**Exercise:** Restate each line word for word. Leave out every picture.

[Saved entries]
· · · · ·
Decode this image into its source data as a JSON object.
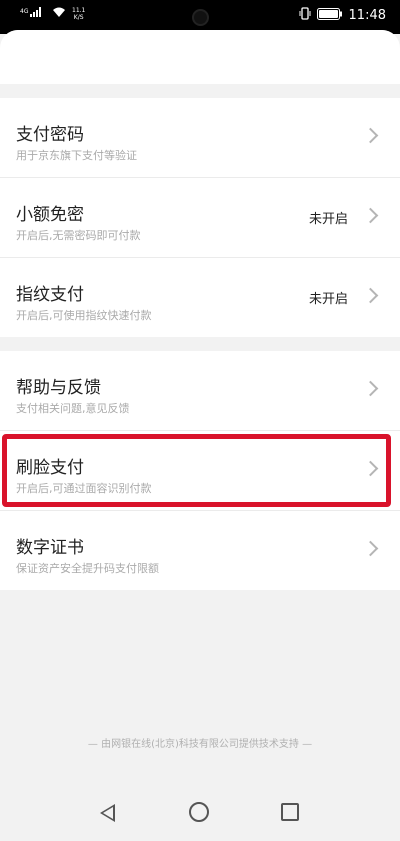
{
  "status_bar": {
    "signal_label": "4G",
    "net_speed_top": "11.1",
    "net_speed_bottom": "K/S",
    "time": "11:48"
  },
  "section_one": [
    {
      "title": "支付密码",
      "subtitle": "用于京东旗下支付等验证",
      "value": ""
    },
    {
      "title": "小额免密",
      "subtitle": "开启后,无需密码即可付款",
      "value": "未开启"
    },
    {
      "title": "指纹支付",
      "subtitle": "开启后,可使用指纹快速付款",
      "value": "未开启"
    }
  ],
  "section_two": [
    {
      "title": "帮助与反馈",
      "subtitle": "支付相关问题,意见反馈",
      "value": ""
    },
    {
      "title": "刷脸支付",
      "subtitle": "开启后,可通过面容识别付款",
      "value": "",
      "highlighted": true
    },
    {
      "title": "数字证书",
      "subtitle": "保证资产安全提升码支付限额",
      "value": ""
    }
  ],
  "footer": "— 由网银在线(北京)科技有限公司提供技术支持 —",
  "colors": {
    "highlight": "#d9132b",
    "background": "#f2f2f2"
  }
}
· · · · ·
**Finished exercise:**
Decode this image into its source data as a JSON object.
{
  "status_bar": {
    "signal_label": "4G",
    "net_speed_top": "11.1",
    "net_speed_bottom": "K/S",
    "time": "11:48"
  },
  "section_one": [
    {
      "title": "支付密码",
      "subtitle": "用于京东旗下支付等验证",
      "value": ""
    },
    {
      "title": "小额免密",
      "subtitle": "开启后,无需密码即可付款",
      "value": "未开启"
    },
    {
      "title": "指纹支付",
      "subtitle": "开启后,可使用指纹快速付款",
      "value": "未开启"
    }
  ],
  "section_two": [
    {
      "title": "帮助与反馈",
      "subtitle": "支付相关问题,意见反馈",
      "value": ""
    },
    {
      "title": "刷脸支付",
      "subtitle": "开启后,可通过面容识别付款",
      "value": "",
      "highlighted": true
    },
    {
      "title": "数字证书",
      "subtitle": "保证资产安全提升码支付限额",
      "value": ""
    }
  ],
  "footer": "— 由网银在线(北京)科技有限公司提供技术支持 —",
  "colors": {
    "highlight": "#d9132b",
    "background": "#f2f2f2"
  }
}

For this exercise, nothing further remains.